• _WHAT THIS TASK INVOLVES_:
Every entry below must appear again, exactly as written.

• _LISTED RECORDS_:
-*-*-

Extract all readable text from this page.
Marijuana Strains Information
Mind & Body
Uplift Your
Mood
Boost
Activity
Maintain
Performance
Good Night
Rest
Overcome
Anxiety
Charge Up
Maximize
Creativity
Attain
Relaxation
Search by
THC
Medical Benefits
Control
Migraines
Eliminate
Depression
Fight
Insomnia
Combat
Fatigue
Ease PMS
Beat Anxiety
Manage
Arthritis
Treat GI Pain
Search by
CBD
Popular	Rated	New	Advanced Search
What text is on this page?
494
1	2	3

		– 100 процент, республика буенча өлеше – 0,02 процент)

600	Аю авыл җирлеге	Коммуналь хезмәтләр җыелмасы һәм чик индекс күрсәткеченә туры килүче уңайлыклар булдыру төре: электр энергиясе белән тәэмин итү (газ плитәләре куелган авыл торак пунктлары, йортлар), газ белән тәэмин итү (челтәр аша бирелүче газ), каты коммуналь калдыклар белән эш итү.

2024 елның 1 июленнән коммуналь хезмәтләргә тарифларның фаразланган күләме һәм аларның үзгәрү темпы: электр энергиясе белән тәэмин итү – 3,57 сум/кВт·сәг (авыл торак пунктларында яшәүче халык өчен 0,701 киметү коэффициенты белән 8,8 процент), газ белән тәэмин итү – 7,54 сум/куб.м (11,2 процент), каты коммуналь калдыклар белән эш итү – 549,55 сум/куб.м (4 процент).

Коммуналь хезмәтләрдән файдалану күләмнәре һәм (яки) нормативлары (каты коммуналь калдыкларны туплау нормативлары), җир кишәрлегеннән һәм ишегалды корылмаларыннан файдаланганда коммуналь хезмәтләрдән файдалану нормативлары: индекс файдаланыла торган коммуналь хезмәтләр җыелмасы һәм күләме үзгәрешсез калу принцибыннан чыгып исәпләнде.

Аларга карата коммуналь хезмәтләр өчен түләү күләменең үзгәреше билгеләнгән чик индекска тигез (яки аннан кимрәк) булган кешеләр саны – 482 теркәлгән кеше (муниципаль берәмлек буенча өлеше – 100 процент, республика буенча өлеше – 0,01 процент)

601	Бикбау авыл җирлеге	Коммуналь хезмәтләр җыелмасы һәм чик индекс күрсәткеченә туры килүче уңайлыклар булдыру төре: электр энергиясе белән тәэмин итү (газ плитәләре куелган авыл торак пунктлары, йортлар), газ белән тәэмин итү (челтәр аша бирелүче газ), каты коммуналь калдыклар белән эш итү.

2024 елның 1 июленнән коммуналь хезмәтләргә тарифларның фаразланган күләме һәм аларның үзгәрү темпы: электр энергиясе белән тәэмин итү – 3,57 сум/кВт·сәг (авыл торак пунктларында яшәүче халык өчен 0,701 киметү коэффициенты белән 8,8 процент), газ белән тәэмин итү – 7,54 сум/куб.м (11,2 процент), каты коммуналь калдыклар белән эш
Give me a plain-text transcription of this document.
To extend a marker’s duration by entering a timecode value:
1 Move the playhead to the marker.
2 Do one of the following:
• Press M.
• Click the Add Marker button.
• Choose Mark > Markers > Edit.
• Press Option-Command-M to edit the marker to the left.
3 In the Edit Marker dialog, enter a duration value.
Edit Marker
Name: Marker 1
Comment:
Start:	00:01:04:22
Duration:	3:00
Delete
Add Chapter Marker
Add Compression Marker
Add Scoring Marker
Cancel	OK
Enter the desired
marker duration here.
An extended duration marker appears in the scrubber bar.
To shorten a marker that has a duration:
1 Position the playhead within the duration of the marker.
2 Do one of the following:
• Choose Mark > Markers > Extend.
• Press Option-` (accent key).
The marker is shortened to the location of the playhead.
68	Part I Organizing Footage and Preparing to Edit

-*-*-

• _RESULT OF THIS EXERCISE_:
Extract all readable text from this page.
Marijuana Strains Information
Mind & Body
Uplift Your
Mood
Boost
Activity
Maintain
Performance
Good Night
Rest
Overcome
Anxiety
Charge Up
Maximize
Creativity
Attain
Relaxation
Search by
THC
Medical Benefits
Control
Migraines
Eliminate
Depression
Fight
Insomnia
Combat
Fatigue
Ease PMS
Beat Anxiety
Manage
Arthritis
Treat GI Pain
Search by
CBD
Popular	Rated	New	Advanced Search
What text is on this page?
494
1	2	3

		– 100 процент, республика буенча өлеше – 0,02 процент)

600	Аю авыл җирлеге	Коммуналь хезмәтләр җыелмасы һәм чик индекс күрсәткеченә туры килүче уңайлыклар булдыру төре: электр энергиясе белән тәэмин итү (газ плитәләре куелган авыл торак пунктлары, йортлар), газ белән тәэмин итү (челтәр аша бирелүче газ), каты коммуналь калдыклар белән эш итү.

2024 елның 1 июленнән коммуналь хезмәтләргә тарифларның фаразланган күләме һәм аларның үзгәрү темпы: электр энергиясе белән тәэмин итү – 3,57 сум/кВт·сәг (авыл торак пунктларында яшәүче халык өчен 0,701 киметү коэффициенты белән 8,8 процент), газ белән тәэмин итү – 7,54 сум/куб.м (11,2 процент), каты коммуналь калдыклар белән эш итү – 549,55 сум/куб.м (4 процент).

Коммуналь хезмәтләрдән файдалану күләмнәре һәм (яки) нормативлары (каты коммуналь калдыкларны туплау нормативлары), җир кишәрлегеннән һәм ишегалды корылмаларыннан файдаланганда коммуналь хезмәтләрдән файдалану нормативлары: индекс файдаланыла торган коммуналь хезмәтләр җыелмасы һәм күләме үзгәрешсез калу принцибыннан чыгып исәпләнде.

Аларга карата коммуналь хезмәтләр өчен түләү күләменең үзгәреше билгеләнгән чик индекска тигез (яки аннан кимрәк) булган кешеләр саны – 482 теркәлгән кеше (муниципаль берәмлек буенча өлеше – 100 процент, республика буенча өлеше – 0,01 процент)

601	Бикбау авыл җирлеге	Коммуналь хезмәтләр җыелмасы һәм чик индекс күрсәткеченә туры килүче уңайлыклар булдыру төре: электр энергиясе белән тәэмин итү (газ плитәләре куелган авыл торак пунктлары, йортлар), газ белән тәэмин итү (челтәр аша бирелүче газ), каты коммуналь калдыклар белән эш итү.

2024 елның 1 июленнән коммуналь хезмәтләргә тарифларның фаразланган күләме һәм аларның үзгәрү темпы: электр энергиясе белән тәэмин итү – 3,57 сум/кВт·сәг (авыл торак пунктларында яшәүче халык өчен 0,701 киметү коэффициенты белән 8,8 процент), газ белән тәэмин итү – 7,54 сум/куб.м (11,2 процент), каты коммуналь калдыклар белән эш
Give me a plain-text transcription of this document.
To extend a marker’s duration by entering a timecode value:
1 Move the playhead to the marker.
2 Do one of the following:
• Press M.
• Click the Add Marker button.
• Choose Mark > Markers > Edit.
• Press Option-Command-M to edit the marker to the left.
3 In the Edit Marker dialog, enter a duration value.
Edit Marker
Name: Marker 1
Comment:
Start:	00:01:04:22
Duration:	3:00
Delete
Add Chapter Marker
Add Compression Marker
Add Scoring Marker
Cancel	OK
Enter the desired
marker duration here.
An extended duration marker appears in the scrubber bar.
To shorten a marker that has a duration:
1 Position the playhead within the duration of the marker.
2 Do one of the following:
• Choose Mark > Markers > Extend.
• Press Option-` (accent key).
The marker is shortened to the location of the playhead.
68	Part I Organizing Footage and Preparing to Edit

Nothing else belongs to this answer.